Data:
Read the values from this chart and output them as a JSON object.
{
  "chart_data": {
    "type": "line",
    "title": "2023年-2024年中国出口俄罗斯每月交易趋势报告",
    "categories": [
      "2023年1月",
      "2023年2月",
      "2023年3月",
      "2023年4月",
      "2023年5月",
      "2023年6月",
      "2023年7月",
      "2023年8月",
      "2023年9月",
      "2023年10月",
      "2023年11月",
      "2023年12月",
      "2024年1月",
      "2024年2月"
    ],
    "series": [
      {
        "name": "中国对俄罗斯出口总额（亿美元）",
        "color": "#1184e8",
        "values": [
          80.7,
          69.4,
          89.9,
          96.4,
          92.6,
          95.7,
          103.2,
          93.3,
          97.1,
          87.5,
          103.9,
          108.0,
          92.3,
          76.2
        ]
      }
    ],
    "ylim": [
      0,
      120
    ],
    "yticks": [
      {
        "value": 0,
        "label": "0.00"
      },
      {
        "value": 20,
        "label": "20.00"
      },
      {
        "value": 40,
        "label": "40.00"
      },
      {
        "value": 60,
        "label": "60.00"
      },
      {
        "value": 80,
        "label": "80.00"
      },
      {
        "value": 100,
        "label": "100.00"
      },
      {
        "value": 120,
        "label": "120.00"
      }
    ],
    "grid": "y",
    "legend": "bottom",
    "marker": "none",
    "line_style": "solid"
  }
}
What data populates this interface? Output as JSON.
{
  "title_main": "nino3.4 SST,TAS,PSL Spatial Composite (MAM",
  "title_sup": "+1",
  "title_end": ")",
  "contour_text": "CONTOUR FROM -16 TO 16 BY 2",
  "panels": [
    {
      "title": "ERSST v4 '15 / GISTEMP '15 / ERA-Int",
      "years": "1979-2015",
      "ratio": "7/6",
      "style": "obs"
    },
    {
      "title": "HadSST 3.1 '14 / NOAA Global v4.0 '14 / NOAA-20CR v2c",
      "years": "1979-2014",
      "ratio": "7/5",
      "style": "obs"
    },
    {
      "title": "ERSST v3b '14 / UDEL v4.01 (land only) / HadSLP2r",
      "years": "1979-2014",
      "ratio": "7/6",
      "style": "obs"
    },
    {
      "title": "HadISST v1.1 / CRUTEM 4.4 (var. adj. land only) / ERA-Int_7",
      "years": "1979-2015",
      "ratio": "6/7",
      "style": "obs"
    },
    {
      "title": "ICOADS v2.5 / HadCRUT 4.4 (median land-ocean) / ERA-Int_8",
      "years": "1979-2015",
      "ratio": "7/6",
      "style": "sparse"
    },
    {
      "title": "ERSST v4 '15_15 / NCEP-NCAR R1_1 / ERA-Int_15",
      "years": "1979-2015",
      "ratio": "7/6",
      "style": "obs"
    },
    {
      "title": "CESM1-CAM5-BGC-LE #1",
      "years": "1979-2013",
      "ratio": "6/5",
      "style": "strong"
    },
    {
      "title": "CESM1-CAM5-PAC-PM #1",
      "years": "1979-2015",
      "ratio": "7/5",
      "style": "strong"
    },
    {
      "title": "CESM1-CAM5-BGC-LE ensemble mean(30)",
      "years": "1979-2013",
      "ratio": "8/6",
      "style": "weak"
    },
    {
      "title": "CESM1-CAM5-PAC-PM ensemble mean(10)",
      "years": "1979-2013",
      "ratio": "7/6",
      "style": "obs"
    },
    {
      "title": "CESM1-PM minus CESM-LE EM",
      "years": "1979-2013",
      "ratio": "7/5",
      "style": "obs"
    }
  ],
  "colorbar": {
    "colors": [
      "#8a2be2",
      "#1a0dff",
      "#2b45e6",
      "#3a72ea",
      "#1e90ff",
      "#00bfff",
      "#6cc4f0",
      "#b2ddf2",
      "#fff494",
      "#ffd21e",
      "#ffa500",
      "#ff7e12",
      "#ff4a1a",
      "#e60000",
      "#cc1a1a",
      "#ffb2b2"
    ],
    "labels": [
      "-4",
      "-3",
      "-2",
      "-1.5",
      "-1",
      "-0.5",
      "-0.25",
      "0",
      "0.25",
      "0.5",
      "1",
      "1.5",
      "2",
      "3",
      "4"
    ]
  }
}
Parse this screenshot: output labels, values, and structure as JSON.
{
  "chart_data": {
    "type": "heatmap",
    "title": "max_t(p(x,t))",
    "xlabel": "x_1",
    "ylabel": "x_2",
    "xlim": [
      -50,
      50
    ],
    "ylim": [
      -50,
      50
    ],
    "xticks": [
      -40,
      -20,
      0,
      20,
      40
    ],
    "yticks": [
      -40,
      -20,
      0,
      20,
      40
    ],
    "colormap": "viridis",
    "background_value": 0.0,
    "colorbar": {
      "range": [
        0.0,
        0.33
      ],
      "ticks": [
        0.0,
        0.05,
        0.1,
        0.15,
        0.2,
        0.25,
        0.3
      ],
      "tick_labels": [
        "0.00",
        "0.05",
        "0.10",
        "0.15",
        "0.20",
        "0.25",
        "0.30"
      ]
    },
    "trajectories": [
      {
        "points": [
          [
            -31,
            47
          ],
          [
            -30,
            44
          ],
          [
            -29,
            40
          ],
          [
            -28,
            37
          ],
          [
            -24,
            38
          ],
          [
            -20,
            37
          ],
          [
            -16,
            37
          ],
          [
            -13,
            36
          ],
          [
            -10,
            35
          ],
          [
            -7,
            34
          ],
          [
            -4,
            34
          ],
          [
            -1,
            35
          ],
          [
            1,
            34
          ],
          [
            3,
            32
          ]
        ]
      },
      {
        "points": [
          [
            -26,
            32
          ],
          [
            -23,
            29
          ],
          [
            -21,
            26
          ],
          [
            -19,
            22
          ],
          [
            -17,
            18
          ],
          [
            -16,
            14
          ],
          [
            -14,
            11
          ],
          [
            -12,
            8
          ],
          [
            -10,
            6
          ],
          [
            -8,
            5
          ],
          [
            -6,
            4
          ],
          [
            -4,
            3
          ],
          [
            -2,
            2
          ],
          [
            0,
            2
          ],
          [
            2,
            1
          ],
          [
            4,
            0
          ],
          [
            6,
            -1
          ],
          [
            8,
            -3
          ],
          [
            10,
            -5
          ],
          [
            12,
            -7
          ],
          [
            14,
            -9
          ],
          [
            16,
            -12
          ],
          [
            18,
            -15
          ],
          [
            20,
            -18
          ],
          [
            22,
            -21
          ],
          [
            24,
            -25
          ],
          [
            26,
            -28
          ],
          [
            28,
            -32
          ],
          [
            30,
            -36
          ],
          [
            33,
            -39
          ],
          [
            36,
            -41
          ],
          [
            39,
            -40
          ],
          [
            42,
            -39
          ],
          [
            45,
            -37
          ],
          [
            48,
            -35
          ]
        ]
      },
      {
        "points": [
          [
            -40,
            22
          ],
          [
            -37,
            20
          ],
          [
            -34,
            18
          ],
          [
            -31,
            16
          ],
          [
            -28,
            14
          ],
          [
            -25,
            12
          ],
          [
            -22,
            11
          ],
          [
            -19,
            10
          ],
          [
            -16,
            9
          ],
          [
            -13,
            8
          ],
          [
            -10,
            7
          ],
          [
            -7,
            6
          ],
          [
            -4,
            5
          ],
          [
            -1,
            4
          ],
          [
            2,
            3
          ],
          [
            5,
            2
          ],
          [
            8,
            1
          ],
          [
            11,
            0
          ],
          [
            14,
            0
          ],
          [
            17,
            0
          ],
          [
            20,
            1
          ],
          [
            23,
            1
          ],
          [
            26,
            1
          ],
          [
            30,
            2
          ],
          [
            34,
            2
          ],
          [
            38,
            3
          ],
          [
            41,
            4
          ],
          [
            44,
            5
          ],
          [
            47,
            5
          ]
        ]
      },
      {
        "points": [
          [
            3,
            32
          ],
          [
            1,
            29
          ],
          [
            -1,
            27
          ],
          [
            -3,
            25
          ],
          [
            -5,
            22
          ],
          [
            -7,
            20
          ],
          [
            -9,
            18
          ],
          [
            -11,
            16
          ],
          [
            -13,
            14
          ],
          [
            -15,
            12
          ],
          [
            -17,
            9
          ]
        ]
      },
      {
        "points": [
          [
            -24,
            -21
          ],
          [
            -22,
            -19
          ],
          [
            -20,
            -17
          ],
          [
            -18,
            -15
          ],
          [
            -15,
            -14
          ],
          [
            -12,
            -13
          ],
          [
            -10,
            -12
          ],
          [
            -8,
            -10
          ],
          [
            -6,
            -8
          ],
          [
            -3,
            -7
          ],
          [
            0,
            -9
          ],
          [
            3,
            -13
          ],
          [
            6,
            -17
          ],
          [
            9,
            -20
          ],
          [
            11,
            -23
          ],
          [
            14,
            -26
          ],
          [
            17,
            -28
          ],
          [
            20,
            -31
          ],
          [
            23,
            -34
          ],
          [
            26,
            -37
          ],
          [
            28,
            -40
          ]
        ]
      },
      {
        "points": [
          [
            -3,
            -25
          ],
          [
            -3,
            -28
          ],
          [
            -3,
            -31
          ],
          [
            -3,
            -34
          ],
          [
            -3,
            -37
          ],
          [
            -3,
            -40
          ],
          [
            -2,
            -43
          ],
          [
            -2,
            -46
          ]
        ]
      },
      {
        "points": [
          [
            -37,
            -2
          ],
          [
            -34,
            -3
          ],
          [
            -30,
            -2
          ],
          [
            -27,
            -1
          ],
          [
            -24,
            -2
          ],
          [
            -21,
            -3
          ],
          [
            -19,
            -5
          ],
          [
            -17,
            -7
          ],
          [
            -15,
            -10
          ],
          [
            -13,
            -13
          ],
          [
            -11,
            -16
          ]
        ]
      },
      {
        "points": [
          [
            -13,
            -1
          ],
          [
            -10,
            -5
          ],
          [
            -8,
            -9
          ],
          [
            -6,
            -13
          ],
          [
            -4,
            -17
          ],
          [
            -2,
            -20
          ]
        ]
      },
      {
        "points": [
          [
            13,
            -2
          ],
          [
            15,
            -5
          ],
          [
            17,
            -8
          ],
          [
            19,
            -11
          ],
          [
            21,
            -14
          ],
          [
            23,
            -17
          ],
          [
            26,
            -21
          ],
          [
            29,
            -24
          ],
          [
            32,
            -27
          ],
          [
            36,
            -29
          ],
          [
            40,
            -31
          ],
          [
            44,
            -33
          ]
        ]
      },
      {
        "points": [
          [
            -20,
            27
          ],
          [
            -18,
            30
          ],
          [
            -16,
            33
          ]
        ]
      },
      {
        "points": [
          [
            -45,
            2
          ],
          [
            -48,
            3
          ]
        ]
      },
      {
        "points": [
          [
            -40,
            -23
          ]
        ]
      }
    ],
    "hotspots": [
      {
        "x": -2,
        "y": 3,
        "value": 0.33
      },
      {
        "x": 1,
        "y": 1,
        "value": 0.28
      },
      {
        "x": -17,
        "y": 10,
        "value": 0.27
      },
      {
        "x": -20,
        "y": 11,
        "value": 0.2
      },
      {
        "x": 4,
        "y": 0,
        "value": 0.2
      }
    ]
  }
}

What this task involves: Show all lines from the records above where the word "mean" occurs.

Completed exercise:
      "title": "CESM1-CAM5-BGC-LE ensemble mean(30)",
      "title": "CESM1-CAM5-PAC-PM ensemble mean(10)",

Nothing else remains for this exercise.